• _SUPPLIED RECORDS_
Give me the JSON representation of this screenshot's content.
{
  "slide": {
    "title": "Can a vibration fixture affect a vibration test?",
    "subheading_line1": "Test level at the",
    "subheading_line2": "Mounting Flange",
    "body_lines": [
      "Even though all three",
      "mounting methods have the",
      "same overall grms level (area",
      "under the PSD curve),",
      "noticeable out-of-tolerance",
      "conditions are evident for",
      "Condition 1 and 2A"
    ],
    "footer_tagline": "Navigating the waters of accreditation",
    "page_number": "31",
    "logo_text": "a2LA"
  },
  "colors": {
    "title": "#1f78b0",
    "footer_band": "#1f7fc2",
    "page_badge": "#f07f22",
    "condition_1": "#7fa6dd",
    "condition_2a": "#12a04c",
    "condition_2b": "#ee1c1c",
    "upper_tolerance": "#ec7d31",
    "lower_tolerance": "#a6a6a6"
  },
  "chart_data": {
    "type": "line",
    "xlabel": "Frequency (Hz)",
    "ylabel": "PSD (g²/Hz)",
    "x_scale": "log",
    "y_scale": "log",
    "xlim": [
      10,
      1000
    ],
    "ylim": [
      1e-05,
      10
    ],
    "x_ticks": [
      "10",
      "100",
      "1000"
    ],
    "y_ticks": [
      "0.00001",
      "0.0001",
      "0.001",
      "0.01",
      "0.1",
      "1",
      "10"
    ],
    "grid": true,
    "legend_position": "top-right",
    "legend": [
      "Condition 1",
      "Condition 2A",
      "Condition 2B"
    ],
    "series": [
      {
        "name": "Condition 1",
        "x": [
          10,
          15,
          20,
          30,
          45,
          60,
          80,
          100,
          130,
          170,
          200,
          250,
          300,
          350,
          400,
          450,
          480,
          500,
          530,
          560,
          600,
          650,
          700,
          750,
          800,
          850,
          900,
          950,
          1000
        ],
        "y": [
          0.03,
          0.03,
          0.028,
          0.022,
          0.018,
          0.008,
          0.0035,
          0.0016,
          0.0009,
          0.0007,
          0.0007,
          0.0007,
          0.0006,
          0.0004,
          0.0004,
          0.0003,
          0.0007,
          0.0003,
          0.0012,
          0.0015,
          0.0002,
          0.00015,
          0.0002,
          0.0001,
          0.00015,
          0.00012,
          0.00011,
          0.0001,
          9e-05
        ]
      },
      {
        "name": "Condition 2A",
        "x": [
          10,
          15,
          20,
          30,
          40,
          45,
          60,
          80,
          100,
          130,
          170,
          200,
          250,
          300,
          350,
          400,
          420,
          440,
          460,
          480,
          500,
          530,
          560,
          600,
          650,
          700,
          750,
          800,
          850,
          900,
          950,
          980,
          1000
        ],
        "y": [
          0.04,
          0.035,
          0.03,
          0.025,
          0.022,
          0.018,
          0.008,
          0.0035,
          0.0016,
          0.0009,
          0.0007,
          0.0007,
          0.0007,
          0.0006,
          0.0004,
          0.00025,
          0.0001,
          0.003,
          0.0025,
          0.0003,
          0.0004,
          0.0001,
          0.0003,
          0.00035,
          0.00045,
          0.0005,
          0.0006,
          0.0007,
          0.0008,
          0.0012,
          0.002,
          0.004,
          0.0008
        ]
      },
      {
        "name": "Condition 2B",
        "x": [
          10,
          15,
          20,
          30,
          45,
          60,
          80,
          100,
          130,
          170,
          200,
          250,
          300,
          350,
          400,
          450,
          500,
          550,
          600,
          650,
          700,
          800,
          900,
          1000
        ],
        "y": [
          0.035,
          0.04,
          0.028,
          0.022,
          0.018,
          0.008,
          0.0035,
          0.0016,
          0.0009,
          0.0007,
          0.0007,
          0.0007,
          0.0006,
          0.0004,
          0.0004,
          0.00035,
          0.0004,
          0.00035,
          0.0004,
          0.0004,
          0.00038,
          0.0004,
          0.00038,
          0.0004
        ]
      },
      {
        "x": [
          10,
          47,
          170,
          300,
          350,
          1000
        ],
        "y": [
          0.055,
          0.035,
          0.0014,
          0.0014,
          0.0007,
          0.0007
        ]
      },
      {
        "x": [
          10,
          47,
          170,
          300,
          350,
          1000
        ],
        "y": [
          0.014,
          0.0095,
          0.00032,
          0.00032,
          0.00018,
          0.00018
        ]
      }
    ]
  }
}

• _INSTRUCTIONS FOR THE TASK_
Where a line contains "title", copy that line.

• _SOLUTION TO THE EXERCISE_
    "title": "Can a vibration fixture affect a vibration test?",
    "title": "#1f78b0",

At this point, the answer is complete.